Raw records:
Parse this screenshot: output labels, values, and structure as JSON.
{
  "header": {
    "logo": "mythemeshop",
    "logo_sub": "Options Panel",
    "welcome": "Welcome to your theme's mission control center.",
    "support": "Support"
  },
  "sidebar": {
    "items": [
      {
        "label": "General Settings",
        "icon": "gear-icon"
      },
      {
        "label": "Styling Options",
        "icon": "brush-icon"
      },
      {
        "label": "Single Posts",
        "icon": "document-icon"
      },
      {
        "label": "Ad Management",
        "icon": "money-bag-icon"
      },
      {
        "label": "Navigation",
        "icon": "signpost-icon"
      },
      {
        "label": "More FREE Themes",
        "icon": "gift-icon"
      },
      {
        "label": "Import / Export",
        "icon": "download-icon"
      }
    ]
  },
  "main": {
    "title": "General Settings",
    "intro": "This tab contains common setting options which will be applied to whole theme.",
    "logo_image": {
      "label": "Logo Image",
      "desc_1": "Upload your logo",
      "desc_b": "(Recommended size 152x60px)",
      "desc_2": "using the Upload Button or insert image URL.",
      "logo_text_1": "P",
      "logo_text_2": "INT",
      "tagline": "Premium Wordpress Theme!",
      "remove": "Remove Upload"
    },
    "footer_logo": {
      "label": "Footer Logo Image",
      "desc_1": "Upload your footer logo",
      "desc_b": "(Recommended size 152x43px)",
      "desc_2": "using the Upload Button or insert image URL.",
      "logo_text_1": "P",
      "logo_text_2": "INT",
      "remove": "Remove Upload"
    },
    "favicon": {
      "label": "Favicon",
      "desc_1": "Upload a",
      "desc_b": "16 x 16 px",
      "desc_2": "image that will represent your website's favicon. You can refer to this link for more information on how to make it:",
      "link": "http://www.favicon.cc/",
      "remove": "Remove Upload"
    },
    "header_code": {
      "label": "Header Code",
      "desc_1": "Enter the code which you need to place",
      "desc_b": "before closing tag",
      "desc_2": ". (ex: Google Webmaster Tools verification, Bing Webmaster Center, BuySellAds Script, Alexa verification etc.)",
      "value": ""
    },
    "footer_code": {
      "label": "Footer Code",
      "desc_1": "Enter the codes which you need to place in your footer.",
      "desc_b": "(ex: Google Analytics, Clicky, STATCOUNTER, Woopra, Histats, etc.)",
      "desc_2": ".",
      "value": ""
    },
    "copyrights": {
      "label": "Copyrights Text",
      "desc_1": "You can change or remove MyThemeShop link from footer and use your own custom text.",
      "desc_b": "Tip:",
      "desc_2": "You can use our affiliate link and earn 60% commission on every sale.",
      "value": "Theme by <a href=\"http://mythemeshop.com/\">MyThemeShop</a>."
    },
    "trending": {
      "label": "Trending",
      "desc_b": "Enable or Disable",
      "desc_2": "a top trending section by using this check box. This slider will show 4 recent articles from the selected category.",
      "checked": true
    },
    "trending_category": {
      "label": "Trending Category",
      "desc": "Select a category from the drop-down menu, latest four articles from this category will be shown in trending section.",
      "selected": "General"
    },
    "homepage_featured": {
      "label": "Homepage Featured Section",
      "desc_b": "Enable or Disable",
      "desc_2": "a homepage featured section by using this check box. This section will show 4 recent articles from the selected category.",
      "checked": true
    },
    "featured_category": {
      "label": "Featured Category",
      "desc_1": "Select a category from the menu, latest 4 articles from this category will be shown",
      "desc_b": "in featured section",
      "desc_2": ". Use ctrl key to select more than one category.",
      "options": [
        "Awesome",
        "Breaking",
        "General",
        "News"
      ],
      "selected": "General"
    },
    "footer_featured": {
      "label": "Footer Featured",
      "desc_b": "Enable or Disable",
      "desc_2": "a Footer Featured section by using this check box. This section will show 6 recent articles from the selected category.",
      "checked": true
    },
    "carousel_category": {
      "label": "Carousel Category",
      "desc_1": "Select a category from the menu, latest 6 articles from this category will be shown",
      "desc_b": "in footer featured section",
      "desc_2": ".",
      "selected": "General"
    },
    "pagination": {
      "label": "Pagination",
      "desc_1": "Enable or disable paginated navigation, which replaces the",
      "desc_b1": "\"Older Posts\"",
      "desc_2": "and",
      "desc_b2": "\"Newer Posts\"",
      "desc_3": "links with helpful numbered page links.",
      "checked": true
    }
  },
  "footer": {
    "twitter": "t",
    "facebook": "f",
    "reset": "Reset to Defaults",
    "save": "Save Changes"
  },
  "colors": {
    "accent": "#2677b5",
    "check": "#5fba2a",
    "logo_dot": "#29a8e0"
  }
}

What the exercise asks: Make an exact copy of the records.

Solution:
Parse this screenshot: output labels, values, and structure as JSON.
{
  "header": {
    "logo": "mythemeshop",
    "logo_sub": "Options Panel",
    "welcome": "Welcome to your theme's mission control center.",
    "support": "Support"
  },
  "sidebar": {
    "items": [
      {
        "label": "General Settings",
        "icon": "gear-icon"
      },
      {
        "label": "Styling Options",
        "icon": "brush-icon"
      },
      {
        "label": "Single Posts",
        "icon": "document-icon"
      },
      {
        "label": "Ad Management",
        "icon": "money-bag-icon"
      },
      {
        "label": "Navigation",
        "icon": "signpost-icon"
      },
      {
        "label": "More FREE Themes",
        "icon": "gift-icon"
      },
      {
        "label": "Import / Export",
        "icon": "download-icon"
      }
    ]
  },
  "main": {
    "title": "General Settings",
    "intro": "This tab contains common setting options which will be applied to whole theme.",
    "logo_image": {
      "label": "Logo Image",
      "desc_1": "Upload your logo",
      "desc_b": "(Recommended size 152x60px)",
      "desc_2": "using the Upload Button or insert image URL.",
      "logo_text_1": "P",
      "logo_text_2": "INT",
      "tagline": "Premium Wordpress Theme!",
      "remove": "Remove Upload"
    },
    "footer_logo": {
      "label": "Footer Logo Image",
      "desc_1": "Upload your footer logo",
      "desc_b": "(Recommended size 152x43px)",
      "desc_2": "using the Upload Button or insert image URL.",
      "logo_text_1": "P",
      "logo_text_2": "INT",
      "remove": "Remove Upload"
    },
    "favicon": {
      "label": "Favicon",
      "desc_1": "Upload a",
      "desc_b": "16 x 16 px",
      "desc_2": "image that will represent your website's favicon. You can refer to this link for more information on how to make it:",
      "link": "http://www.favicon.cc/",
      "remove": "Remove Upload"
    },
    "header_code": {
      "label": "Header Code",
      "desc_1": "Enter the code which you need to place",
      "desc_b": "before closing tag",
      "desc_2": ". (ex: Google Webmaster Tools verification, Bing Webmaster Center, BuySellAds Script, Alexa verification etc.)",
      "value": ""
    },
    "footer_code": {
      "label": "Footer Code",
      "desc_1": "Enter the codes which you need to place in your footer.",
      "desc_b": "(ex: Google Analytics, Clicky, STATCOUNTER, Woopra, Histats, etc.)",
      "desc_2": ".",
      "value": ""
    },
    "copyrights": {
      "label": "Copyrights Text",
      "desc_1": "You can change or remove MyThemeShop link from footer and use your own custom text.",
      "desc_b": "Tip:",
      "desc_2": "You can use our affiliate link and earn 60% commission on every sale.",
      "value": "Theme by <a href=\"http://mythemeshop.com/\">MyThemeShop</a>."
    },
    "trending": {
      "label": "Trending",
      "desc_b": "Enable or Disable",
      "desc_2": "a top trending section by using this check box. This slider will show 4 recent articles from the selected category.",
      "checked": true
    },
    "trending_category": {
      "label": "Trending Category",
      "desc": "Select a category from the drop-down menu, latest four articles from this category will be shown in trending section.",
      "selected": "General"
    },
    "homepage_featured": {
      "label": "Homepage Featured Section",
      "desc_b": "Enable or Disable",
      "desc_2": "a homepage featured section by using this check box. This section will show 4 recent articles from the selected category.",
      "checked": true
    },
    "featured_category": {
      "label": "Featured Category",
      "desc_1": "Select a category from the menu, latest 4 articles from this category will be shown",
      "desc_b": "in featured section",
      "desc_2": ". Use ctrl key to select more than one category.",
      "options": [
        "Awesome",
        "Breaking",
        "General",
        "News"
      ],
      "selected": "General"
    },
    "footer_featured": {
      "label": "Footer Featured",
      "desc_b": "Enable or Disable",
      "desc_2": "a Footer Featured section by using this check box. This section will show 6 recent articles from the selected category.",
      "checked": true
    },
    "carousel_category": {
      "label": "Carousel Category",
      "desc_1": "Select a category from the menu, latest 6 articles from this category will be shown",
      "desc_b": "in footer featured section",
      "desc_2": ".",
      "selected": "General"
    },
    "pagination": {
      "label": "Pagination",
      "desc_1": "Enable or disable paginated navigation, which replaces the",
      "desc_b1": "\"Older Posts\"",
      "desc_2": "and",
      "desc_b2": "\"Newer Posts\"",
      "desc_3": "links with helpful numbered page links.",
      "checked": true
    }
  },
  "footer": {
    "twitter": "t",
    "facebook": "f",
    "reset": "Reset to Defaults",
    "save": "Save Changes"
  },
  "colors": {
    "accent": "#2677b5",
    "check": "#5fba2a",
    "logo_dot": "#29a8e0"
  }
}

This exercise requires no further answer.